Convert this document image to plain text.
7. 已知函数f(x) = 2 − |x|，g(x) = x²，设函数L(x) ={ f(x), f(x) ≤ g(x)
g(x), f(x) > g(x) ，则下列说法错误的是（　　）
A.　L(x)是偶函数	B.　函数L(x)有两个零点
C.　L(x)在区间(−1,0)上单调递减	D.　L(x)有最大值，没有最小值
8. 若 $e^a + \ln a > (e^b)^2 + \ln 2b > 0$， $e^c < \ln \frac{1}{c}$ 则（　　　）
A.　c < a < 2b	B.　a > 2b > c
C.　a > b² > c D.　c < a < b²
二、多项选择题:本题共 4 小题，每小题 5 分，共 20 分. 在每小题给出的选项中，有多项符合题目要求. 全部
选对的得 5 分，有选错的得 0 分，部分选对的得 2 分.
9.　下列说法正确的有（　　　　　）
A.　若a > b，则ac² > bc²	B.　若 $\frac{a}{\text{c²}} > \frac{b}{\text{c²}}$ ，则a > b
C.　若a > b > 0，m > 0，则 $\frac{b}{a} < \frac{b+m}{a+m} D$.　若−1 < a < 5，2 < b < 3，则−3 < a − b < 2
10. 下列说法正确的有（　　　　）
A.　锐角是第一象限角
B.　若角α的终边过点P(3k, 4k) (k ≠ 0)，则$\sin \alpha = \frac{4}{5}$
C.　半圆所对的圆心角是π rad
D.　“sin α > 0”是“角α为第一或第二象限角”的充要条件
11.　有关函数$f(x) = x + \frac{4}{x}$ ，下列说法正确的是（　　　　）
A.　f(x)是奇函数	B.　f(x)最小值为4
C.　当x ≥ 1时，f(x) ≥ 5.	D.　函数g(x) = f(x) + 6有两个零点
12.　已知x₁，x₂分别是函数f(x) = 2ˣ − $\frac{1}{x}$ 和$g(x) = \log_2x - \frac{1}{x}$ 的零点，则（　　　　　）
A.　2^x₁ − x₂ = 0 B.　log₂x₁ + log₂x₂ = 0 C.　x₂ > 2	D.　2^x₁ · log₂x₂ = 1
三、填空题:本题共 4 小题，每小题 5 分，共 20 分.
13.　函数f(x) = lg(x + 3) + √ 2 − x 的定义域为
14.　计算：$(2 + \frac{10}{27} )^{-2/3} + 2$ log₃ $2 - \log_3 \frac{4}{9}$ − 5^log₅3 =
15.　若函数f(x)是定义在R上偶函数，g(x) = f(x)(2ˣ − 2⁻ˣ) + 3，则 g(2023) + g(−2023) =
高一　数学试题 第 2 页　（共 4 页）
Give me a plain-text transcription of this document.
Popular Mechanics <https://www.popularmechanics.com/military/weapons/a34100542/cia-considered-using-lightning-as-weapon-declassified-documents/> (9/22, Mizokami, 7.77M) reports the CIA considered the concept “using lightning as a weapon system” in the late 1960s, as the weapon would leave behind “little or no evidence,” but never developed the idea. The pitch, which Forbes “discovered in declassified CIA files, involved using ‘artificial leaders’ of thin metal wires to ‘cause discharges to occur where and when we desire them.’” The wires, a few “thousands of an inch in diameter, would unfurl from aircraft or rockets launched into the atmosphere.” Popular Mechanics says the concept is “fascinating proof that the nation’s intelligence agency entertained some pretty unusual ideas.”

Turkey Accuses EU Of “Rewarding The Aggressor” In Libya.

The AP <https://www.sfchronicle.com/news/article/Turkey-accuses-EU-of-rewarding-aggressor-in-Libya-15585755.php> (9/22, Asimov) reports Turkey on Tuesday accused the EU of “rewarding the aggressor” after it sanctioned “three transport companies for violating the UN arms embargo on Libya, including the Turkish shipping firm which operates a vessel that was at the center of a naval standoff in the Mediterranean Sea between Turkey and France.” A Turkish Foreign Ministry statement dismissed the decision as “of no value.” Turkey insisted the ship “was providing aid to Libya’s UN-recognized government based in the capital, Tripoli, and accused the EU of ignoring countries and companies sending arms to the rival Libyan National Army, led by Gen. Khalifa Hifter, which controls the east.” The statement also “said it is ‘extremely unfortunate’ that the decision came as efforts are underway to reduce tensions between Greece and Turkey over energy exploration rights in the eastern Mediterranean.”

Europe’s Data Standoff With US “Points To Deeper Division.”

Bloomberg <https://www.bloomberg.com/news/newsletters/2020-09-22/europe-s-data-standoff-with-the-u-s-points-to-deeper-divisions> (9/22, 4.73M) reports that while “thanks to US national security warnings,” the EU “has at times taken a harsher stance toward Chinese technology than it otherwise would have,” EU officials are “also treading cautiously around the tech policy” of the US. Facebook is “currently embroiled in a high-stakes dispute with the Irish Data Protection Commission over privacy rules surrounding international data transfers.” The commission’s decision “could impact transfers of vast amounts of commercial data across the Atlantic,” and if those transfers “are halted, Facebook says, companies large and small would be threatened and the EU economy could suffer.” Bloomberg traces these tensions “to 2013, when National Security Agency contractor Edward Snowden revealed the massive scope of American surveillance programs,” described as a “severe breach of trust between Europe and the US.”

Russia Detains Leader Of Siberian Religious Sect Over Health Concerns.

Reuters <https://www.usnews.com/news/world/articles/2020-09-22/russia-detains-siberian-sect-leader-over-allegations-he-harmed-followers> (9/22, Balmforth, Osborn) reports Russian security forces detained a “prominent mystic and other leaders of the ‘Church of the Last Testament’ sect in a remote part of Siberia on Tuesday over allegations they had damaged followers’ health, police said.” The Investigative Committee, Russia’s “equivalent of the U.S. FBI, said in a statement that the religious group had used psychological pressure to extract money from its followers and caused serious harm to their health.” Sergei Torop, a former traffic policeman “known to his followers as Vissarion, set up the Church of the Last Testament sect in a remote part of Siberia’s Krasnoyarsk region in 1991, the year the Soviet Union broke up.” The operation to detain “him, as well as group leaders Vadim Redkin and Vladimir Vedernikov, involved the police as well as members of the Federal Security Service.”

###

■ PROBLEM
Repeat the material above in full, keeping every word.

■ COMPLETED EXERCISE
Convert this document image to plain text.
7. 已知函数f(x) = 2 − |x|，g(x) = x²，设函数L(x) ={ f(x), f(x) ≤ g(x)
g(x), f(x) > g(x) ，则下列说法错误的是（　　）
A.　L(x)是偶函数	B.　函数L(x)有两个零点
C.　L(x)在区间(−1,0)上单调递减	D.　L(x)有最大值，没有最小值
8. 若 $e^a + \ln a > (e^b)^2 + \ln 2b > 0$， $e^c < \ln \frac{1}{c}$ 则（　　　）
A.　c < a < 2b	B.　a > 2b > c
C.　a > b² > c D.　c < a < b²
二、多项选择题:本题共 4 小题，每小题 5 分，共 20 分. 在每小题给出的选项中，有多项符合题目要求. 全部
选对的得 5 分，有选错的得 0 分，部分选对的得 2 分.
9.　下列说法正确的有（　　　　　）
A.　若a > b，则ac² > bc²	B.　若 $\frac{a}{\text{c²}} > \frac{b}{\text{c²}}$ ，则a > b
C.　若a > b > 0，m > 0，则 $\frac{b}{a} < \frac{b+m}{a+m} D$.　若−1 < a < 5，2 < b < 3，则−3 < a − b < 2
10. 下列说法正确的有（　　　　）
A.　锐角是第一象限角
B.　若角α的终边过点P(3k, 4k) (k ≠ 0)，则$\sin \alpha = \frac{4}{5}$
C.　半圆所对的圆心角是π rad
D.　“sin α > 0”是“角α为第一或第二象限角”的充要条件
11.　有关函数$f(x) = x + \frac{4}{x}$ ，下列说法正确的是（　　　　）
A.　f(x)是奇函数	B.　f(x)最小值为4
C.　当x ≥ 1时，f(x) ≥ 5.	D.　函数g(x) = f(x) + 6有两个零点
12.　已知x₁，x₂分别是函数f(x) = 2ˣ − $\frac{1}{x}$ 和$g(x) = \log_2x - \frac{1}{x}$ 的零点，则（　　　　　）
A.　2^x₁ − x₂ = 0 B.　log₂x₁ + log₂x₂ = 0 C.　x₂ > 2	D.　2^x₁ · log₂x₂ = 1
三、填空题:本题共 4 小题，每小题 5 分，共 20 分.
13.　函数f(x) = lg(x + 3) + √ 2 − x 的定义域为
14.　计算：$(2 + \frac{10}{27} )^{-2/3} + 2$ log₃ $2 - \log_3 \frac{4}{9}$ − 5^log₅3 =
15.　若函数f(x)是定义在R上偶函数，g(x) = f(x)(2ˣ − 2⁻ˣ) + 3，则 g(2023) + g(−2023) =
高一　数学试题 第 2 页　（共 4 页）
Give me a plain-text transcription of this document.
Popular Mechanics <https://www.popularmechanics.com/military/weapons/a34100542/cia-considered-using-lightning-as-weapon-declassified-documents/> (9/22, Mizokami, 7.77M) reports the CIA considered the concept “using lightning as a weapon system” in the late 1960s, as the weapon would leave behind “little or no evidence,” but never developed the idea. The pitch, which Forbes “discovered in declassified CIA files, involved using ‘artificial leaders’ of thin metal wires to ‘cause discharges to occur where and when we desire them.’” The wires, a few “thousands of an inch in diameter, would unfurl from aircraft or rockets launched into the atmosphere.” Popular Mechanics says the concept is “fascinating proof that the nation’s intelligence agency entertained some pretty unusual ideas.”

Turkey Accuses EU Of “Rewarding The Aggressor” In Libya.

The AP <https://www.sfchronicle.com/news/article/Turkey-accuses-EU-of-rewarding-aggressor-in-Libya-15585755.php> (9/22, Asimov) reports Turkey on Tuesday accused the EU of “rewarding the aggressor” after it sanctioned “three transport companies for violating the UN arms embargo on Libya, including the Turkish shipping firm which operates a vessel that was at the center of a naval standoff in the Mediterranean Sea between Turkey and France.” A Turkish Foreign Ministry statement dismissed the decision as “of no value.” Turkey insisted the ship “was providing aid to Libya’s UN-recognized government based in the capital, Tripoli, and accused the EU of ignoring countries and companies sending arms to the rival Libyan National Army, led by Gen. Khalifa Hifter, which controls the east.” The statement also “said it is ‘extremely unfortunate’ that the decision came as efforts are underway to reduce tensions between Greece and Turkey over energy exploration rights in the eastern Mediterranean.”

Europe’s Data Standoff With US “Points To Deeper Division.”

Bloomberg <https://www.bloomberg.com/news/newsletters/2020-09-22/europe-s-data-standoff-with-the-u-s-points-to-deeper-divisions> (9/22, 4.73M) reports that while “thanks to US national security warnings,” the EU “has at times taken a harsher stance toward Chinese technology than it otherwise would have,” EU officials are “also treading cautiously around the tech policy” of the US. Facebook is “currently embroiled in a high-stakes dispute with the Irish Data Protection Commission over privacy rules surrounding international data transfers.” The commission’s decision “could impact transfers of vast amounts of commercial data across the Atlantic,” and if those transfers “are halted, Facebook says, companies large and small would be threatened and the EU economy could suffer.” Bloomberg traces these tensions “to 2013, when National Security Agency contractor Edward Snowden revealed the massive scope of American surveillance programs,” described as a “severe breach of trust between Europe and the US.”

Russia Detains Leader Of Siberian Religious Sect Over Health Concerns.

Reuters <https://www.usnews.com/news/world/articles/2020-09-22/russia-detains-siberian-sect-leader-over-allegations-he-harmed-followers> (9/22, Balmforth, Osborn) reports Russian security forces detained a “prominent mystic and other leaders of the ‘Church of the Last Testament’ sect in a remote part of Siberia on Tuesday over allegations they had damaged followers’ health, police said.” The Investigative Committee, Russia’s “equivalent of the U.S. FBI, said in a statement that the religious group had used psychological pressure to extract money from its followers and caused serious harm to their health.” Sergei Torop, a former traffic policeman “known to his followers as Vissarion, set up the Church of the Last Testament sect in a remote part of Siberia’s Krasnoyarsk region in 1991, the year the Soviet Union broke up.” The operation to detain “him, as well as group leaders Vadim Redkin and Vladimir Vedernikov, involved the police as well as members of the Federal Security Service.”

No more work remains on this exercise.